(Stated task): Only lines with the word "glagole" are needed; collect each of them from the listing below.

(Data excerpts):

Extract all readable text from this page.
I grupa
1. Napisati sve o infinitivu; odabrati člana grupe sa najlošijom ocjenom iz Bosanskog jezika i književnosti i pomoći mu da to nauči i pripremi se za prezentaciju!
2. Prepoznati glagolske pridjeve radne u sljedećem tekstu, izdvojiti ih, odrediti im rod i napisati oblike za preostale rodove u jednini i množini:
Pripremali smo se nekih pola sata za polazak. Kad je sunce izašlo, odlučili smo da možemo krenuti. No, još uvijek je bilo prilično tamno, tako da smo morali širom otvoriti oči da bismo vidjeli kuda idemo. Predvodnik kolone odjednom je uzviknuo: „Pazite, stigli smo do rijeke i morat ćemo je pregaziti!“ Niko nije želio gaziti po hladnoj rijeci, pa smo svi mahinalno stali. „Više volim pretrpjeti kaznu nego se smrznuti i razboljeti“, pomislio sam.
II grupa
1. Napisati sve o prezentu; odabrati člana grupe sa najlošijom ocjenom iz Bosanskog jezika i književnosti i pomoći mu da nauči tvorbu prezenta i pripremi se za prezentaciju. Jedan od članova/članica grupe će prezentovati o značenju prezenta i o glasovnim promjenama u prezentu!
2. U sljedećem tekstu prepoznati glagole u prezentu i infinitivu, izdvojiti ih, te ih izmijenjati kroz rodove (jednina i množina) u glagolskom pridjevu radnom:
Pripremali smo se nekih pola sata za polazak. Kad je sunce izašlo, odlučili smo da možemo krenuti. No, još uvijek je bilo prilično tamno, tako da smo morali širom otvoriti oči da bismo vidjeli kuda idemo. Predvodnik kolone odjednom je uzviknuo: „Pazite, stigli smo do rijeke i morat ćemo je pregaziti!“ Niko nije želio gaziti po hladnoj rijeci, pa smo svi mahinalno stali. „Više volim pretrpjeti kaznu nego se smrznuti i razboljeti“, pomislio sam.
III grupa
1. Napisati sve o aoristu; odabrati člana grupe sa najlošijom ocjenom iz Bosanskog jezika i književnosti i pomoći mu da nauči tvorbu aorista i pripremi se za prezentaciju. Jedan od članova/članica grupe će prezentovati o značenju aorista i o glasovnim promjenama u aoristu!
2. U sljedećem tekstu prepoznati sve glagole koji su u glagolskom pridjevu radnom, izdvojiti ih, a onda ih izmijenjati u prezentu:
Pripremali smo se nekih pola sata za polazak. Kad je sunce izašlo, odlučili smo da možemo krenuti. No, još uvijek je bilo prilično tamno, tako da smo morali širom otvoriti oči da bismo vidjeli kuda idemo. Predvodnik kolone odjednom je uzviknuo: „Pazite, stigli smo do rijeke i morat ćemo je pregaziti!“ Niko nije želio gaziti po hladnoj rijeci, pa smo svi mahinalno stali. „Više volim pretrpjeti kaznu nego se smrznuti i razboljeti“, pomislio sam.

(Task output):
2. U sljedećem tekstu prepoznati glagole u prezentu i infinitivu, izdvojiti ih, te ih izmijenjati kroz rodove (jednina i množina) u glagolskom pridjevu radnom:
2. U sljedećem tekstu prepoznati sve glagole koji su u glagolskom pridjevu radnom, izdvojiti ih, a onda ih izmijenjati u prezentu:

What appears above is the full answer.